Your objective:
Spot every line with the word "than" and return it.

---------------

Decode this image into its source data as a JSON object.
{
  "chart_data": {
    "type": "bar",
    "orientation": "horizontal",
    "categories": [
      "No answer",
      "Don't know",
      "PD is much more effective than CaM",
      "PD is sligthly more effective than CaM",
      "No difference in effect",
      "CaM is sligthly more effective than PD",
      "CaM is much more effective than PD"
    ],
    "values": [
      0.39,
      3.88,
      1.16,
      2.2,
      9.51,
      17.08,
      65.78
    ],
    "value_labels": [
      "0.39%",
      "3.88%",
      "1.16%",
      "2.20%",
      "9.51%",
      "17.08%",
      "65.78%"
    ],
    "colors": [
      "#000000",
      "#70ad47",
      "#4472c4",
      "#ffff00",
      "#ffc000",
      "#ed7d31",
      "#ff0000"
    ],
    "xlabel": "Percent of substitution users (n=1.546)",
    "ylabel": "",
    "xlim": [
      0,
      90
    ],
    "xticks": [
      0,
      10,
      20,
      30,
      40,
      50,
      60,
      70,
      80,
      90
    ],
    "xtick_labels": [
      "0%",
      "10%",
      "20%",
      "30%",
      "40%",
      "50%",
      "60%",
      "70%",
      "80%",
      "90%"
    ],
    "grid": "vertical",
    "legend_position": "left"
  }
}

---------------

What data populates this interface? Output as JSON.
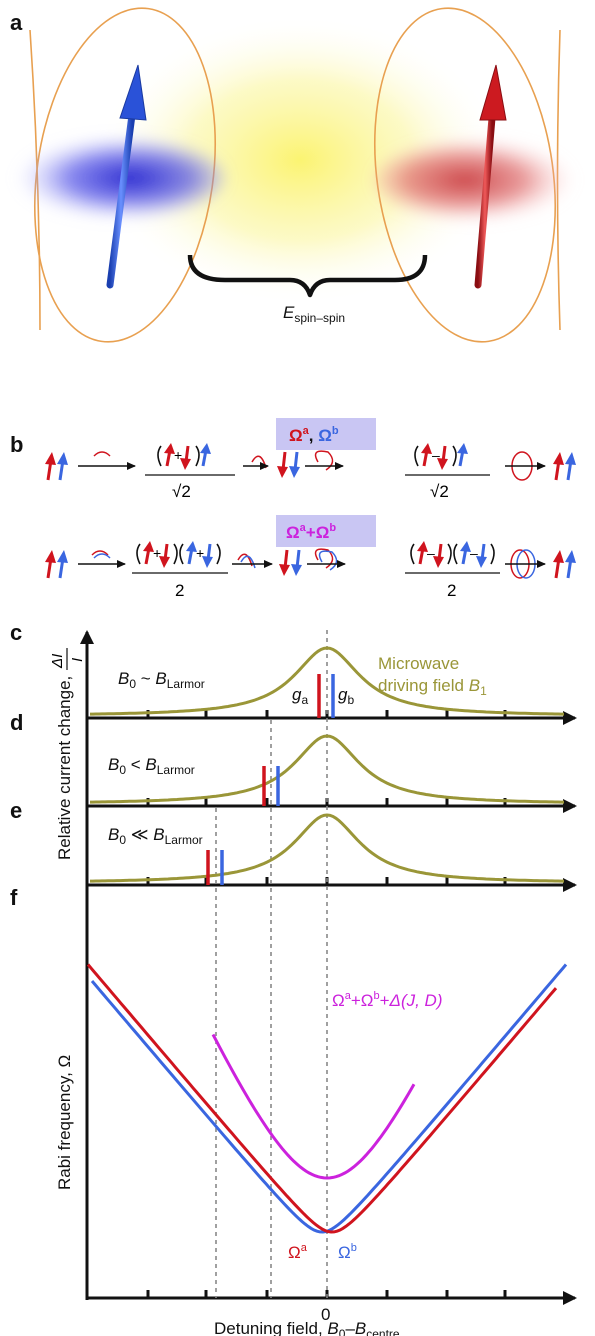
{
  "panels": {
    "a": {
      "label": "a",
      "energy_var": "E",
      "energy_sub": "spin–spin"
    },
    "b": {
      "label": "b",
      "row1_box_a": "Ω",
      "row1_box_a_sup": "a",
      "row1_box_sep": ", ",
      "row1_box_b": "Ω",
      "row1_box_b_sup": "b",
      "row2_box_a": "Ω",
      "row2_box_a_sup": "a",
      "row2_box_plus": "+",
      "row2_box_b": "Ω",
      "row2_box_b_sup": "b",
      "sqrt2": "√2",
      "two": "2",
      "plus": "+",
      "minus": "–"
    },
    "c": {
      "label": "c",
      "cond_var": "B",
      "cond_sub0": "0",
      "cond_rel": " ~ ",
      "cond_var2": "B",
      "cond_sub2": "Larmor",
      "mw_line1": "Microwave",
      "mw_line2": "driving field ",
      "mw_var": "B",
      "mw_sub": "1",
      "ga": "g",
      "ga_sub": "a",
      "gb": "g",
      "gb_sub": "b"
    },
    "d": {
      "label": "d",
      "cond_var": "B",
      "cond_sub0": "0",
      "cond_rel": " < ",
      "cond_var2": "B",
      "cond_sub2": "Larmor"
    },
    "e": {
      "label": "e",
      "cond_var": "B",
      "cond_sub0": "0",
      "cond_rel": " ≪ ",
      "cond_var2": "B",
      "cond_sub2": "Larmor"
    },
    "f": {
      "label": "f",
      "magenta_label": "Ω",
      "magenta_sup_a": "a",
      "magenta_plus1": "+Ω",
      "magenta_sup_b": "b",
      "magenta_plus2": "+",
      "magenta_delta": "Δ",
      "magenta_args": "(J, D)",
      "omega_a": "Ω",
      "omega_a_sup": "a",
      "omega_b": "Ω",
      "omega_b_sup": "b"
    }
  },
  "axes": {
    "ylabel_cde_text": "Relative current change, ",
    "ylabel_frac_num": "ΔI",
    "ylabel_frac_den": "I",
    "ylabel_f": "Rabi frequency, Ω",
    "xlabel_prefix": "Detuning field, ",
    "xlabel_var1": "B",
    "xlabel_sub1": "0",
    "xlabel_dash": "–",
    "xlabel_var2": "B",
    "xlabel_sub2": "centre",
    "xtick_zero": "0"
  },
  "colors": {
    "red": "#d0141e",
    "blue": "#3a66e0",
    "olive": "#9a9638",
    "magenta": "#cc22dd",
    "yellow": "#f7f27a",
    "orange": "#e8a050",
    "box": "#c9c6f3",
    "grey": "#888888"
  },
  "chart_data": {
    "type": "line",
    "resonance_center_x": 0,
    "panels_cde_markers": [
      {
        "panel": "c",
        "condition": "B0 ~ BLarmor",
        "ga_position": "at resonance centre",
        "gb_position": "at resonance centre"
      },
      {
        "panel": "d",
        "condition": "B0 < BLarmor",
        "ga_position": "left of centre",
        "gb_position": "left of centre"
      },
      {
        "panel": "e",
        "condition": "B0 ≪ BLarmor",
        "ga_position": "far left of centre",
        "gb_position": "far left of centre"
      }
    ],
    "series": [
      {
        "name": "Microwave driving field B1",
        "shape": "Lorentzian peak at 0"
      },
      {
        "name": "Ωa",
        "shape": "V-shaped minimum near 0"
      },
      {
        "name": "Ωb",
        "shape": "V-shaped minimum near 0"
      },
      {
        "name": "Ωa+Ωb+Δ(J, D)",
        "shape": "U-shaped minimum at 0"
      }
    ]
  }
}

---------------

Exercise response:
      "PD is much more effective than CaM",
      "PD is sligthly more effective than CaM",
      "CaM is sligthly more effective than PD",
      "CaM is much more effective than PD"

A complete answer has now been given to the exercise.